_Exercise objective_. Nothing may be dropped or altered: reproduce all the data.

[Data extracted from a collection]
━━━
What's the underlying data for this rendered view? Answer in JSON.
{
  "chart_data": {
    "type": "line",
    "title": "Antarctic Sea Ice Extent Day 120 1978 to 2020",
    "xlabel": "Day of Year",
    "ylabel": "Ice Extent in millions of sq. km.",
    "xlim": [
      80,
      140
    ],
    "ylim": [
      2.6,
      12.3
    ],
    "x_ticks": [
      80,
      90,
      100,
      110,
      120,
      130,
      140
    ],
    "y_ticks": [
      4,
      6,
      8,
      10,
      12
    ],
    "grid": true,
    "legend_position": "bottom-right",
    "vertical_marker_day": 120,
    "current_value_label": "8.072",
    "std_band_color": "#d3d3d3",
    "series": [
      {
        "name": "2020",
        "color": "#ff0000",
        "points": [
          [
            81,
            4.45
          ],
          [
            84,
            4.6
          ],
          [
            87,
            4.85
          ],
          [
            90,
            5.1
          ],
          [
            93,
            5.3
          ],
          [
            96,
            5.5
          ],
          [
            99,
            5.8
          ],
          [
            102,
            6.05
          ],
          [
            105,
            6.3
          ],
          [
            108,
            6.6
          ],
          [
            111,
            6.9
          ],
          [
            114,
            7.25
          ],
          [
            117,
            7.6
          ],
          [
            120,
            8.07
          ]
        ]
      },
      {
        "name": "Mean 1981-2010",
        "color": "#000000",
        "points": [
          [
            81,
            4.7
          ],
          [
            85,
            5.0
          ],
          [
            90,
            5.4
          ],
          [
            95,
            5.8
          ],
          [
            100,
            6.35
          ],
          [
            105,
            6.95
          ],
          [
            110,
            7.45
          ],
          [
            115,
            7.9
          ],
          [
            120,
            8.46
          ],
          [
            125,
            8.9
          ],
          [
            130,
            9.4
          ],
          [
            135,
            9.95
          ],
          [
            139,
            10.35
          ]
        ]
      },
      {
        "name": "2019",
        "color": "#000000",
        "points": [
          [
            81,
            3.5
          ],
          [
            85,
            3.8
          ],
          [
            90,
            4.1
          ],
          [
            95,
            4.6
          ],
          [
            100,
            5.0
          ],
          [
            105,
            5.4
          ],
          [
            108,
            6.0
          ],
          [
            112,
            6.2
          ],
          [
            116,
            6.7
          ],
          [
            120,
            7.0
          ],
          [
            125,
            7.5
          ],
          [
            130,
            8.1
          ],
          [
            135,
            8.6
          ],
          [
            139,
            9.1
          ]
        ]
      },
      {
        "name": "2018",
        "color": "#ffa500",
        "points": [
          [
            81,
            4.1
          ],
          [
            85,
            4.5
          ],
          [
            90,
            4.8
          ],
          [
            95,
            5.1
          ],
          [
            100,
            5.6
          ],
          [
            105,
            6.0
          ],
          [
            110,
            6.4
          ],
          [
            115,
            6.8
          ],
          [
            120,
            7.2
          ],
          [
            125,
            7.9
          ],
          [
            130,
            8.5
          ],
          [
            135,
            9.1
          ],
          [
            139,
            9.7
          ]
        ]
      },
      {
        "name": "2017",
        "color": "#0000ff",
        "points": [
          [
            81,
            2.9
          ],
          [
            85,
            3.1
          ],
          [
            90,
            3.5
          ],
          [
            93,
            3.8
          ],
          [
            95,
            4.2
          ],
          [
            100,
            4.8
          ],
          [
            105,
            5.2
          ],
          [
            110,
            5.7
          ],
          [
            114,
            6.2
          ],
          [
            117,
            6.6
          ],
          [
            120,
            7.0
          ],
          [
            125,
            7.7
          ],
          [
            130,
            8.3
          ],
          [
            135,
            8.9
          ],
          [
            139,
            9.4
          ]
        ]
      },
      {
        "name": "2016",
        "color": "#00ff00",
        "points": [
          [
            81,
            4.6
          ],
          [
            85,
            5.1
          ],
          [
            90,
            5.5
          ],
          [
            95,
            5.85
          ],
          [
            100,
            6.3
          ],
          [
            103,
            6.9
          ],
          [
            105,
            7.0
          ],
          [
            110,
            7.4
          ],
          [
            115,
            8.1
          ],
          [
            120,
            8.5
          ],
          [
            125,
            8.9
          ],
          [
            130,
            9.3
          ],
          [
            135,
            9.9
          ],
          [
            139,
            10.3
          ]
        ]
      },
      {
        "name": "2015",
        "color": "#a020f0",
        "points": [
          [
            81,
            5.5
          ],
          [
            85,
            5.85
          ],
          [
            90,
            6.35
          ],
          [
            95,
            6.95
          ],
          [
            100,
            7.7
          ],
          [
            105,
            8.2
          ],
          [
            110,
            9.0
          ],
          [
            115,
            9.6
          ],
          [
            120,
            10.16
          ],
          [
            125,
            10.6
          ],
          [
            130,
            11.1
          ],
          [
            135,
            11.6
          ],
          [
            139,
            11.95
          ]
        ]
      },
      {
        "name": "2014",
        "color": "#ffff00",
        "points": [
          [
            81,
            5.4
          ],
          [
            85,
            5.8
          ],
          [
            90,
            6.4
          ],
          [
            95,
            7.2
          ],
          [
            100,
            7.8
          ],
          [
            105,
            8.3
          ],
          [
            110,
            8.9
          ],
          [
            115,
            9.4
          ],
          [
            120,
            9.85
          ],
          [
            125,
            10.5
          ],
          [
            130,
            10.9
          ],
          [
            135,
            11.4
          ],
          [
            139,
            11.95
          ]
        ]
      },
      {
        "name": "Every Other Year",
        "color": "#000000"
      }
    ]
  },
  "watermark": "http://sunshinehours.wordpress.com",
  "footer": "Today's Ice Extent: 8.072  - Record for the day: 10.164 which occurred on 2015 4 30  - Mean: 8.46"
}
━━━
_Output for this exercise_.
What's the underlying data for this rendered view? Answer in JSON.
{
  "chart_data": {
    "type": "line",
    "title": "Antarctic Sea Ice Extent Day 120 1978 to 2020",
    "xlabel": "Day of Year",
    "ylabel": "Ice Extent in millions of sq. km.",
    "xlim": [
      80,
      140
    ],
    "ylim": [
      2.6,
      12.3
    ],
    "x_ticks": [
      80,
      90,
      100,
      110,
      120,
      130,
      140
    ],
    "y_ticks": [
      4,
      6,
      8,
      10,
      12
    ],
    "grid": true,
    "legend_position": "bottom-right",
    "vertical_marker_day": 120,
    "current_value_label": "8.072",
    "std_band_color": "#d3d3d3",
    "series": [
      {
        "name": "2020",
        "color": "#ff0000",
        "points": [
          [
            81,
            4.45
          ],
          [
            84,
            4.6
          ],
          [
            87,
            4.85
          ],
          [
            90,
            5.1
          ],
          [
            93,
            5.3
          ],
          [
            96,
            5.5
          ],
          [
            99,
            5.8
          ],
          [
            102,
            6.05
          ],
          [
            105,
            6.3
          ],
          [
            108,
            6.6
          ],
          [
            111,
            6.9
          ],
          [
            114,
            7.25
          ],
          [
            117,
            7.6
          ],
          [
            120,
            8.07
          ]
        ]
      },
      {
        "name": "Mean 1981-2010",
        "color": "#000000",
        "points": [
          [
            81,
            4.7
          ],
          [
            85,
            5.0
          ],
          [
            90,
            5.4
          ],
          [
            95,
            5.8
          ],
          [
            100,
            6.35
          ],
          [
            105,
            6.95
          ],
          [
            110,
            7.45
          ],
          [
            115,
            7.9
          ],
          [
            120,
            8.46
          ],
          [
            125,
            8.9
          ],
          [
            130,
            9.4
          ],
          [
            135,
            9.95
          ],
          [
            139,
            10.35
          ]
        ]
      },
      {
        "name": "2019",
        "color": "#000000",
        "points": [
          [
            81,
            3.5
          ],
          [
            85,
            3.8
          ],
          [
            90,
            4.1
          ],
          [
            95,
            4.6
          ],
          [
            100,
            5.0
          ],
          [
            105,
            5.4
          ],
          [
            108,
            6.0
          ],
          [
            112,
            6.2
          ],
          [
            116,
            6.7
          ],
          [
            120,
            7.0
          ],
          [
            125,
            7.5
          ],
          [
            130,
            8.1
          ],
          [
            135,
            8.6
          ],
          [
            139,
            9.1
          ]
        ]
      },
      {
        "name": "2018",
        "color": "#ffa500",
        "points": [
          [
            81,
            4.1
          ],
          [
            85,
            4.5
          ],
          [
            90,
            4.8
          ],
          [
            95,
            5.1
          ],
          [
            100,
            5.6
          ],
          [
            105,
            6.0
          ],
          [
            110,
            6.4
          ],
          [
            115,
            6.8
          ],
          [
            120,
            7.2
          ],
          [
            125,
            7.9
          ],
          [
            130,
            8.5
          ],
          [
            135,
            9.1
          ],
          [
            139,
            9.7
          ]
        ]
      },
      {
        "name": "2017",
        "color": "#0000ff",
        "points": [
          [
            81,
            2.9
          ],
          [
            85,
            3.1
          ],
          [
            90,
            3.5
          ],
          [
            93,
            3.8
          ],
          [
            95,
            4.2
          ],
          [
            100,
            4.8
          ],
          [
            105,
            5.2
          ],
          [
            110,
            5.7
          ],
          [
            114,
            6.2
          ],
          [
            117,
            6.6
          ],
          [
            120,
            7.0
          ],
          [
            125,
            7.7
          ],
          [
            130,
            8.3
          ],
          [
            135,
            8.9
          ],
          [
            139,
            9.4
          ]
        ]
      },
      {
        "name": "2016",
        "color": "#00ff00",
        "points": [
          [
            81,
            4.6
          ],
          [
            85,
            5.1
          ],
          [
            90,
            5.5
          ],
          [
            95,
            5.85
          ],
          [
            100,
            6.3
          ],
          [
            103,
            6.9
          ],
          [
            105,
            7.0
          ],
          [
            110,
            7.4
          ],
          [
            115,
            8.1
          ],
          [
            120,
            8.5
          ],
          [
            125,
            8.9
          ],
          [
            130,
            9.3
          ],
          [
            135,
            9.9
          ],
          [
            139,
            10.3
          ]
        ]
      },
      {
        "name": "2015",
        "color": "#a020f0",
        "points": [
          [
            81,
            5.5
          ],
          [
            85,
            5.85
          ],
          [
            90,
            6.35
          ],
          [
            95,
            6.95
          ],
          [
            100,
            7.7
          ],
          [
            105,
            8.2
          ],
          [
            110,
            9.0
          ],
          [
            115,
            9.6
          ],
          [
            120,
            10.16
          ],
          [
            125,
            10.6
          ],
          [
            130,
            11.1
          ],
          [
            135,
            11.6
          ],
          [
            139,
            11.95
          ]
        ]
      },
      {
        "name": "2014",
        "color": "#ffff00",
        "points": [
          [
            81,
            5.4
          ],
          [
            85,
            5.8
          ],
          [
            90,
            6.4
          ],
          [
            95,
            7.2
          ],
          [
            100,
            7.8
          ],
          [
            105,
            8.3
          ],
          [
            110,
            8.9
          ],
          [
            115,
            9.4
          ],
          [
            120,
            9.85
          ],
          [
            125,
            10.5
          ],
          [
            130,
            10.9
          ],
          [
            135,
            11.4
          ],
          [
            139,
            11.95
          ]
        ]
      },
      {
        "name": "Every Other Year",
        "color": "#000000"
      }
    ]
  },
  "watermark": "http://sunshinehours.wordpress.com",
  "footer": "Today's Ice Extent: 8.072  - Record for the day: 10.164 which occurred on 2015 4 30  - Mean: 8.46"
}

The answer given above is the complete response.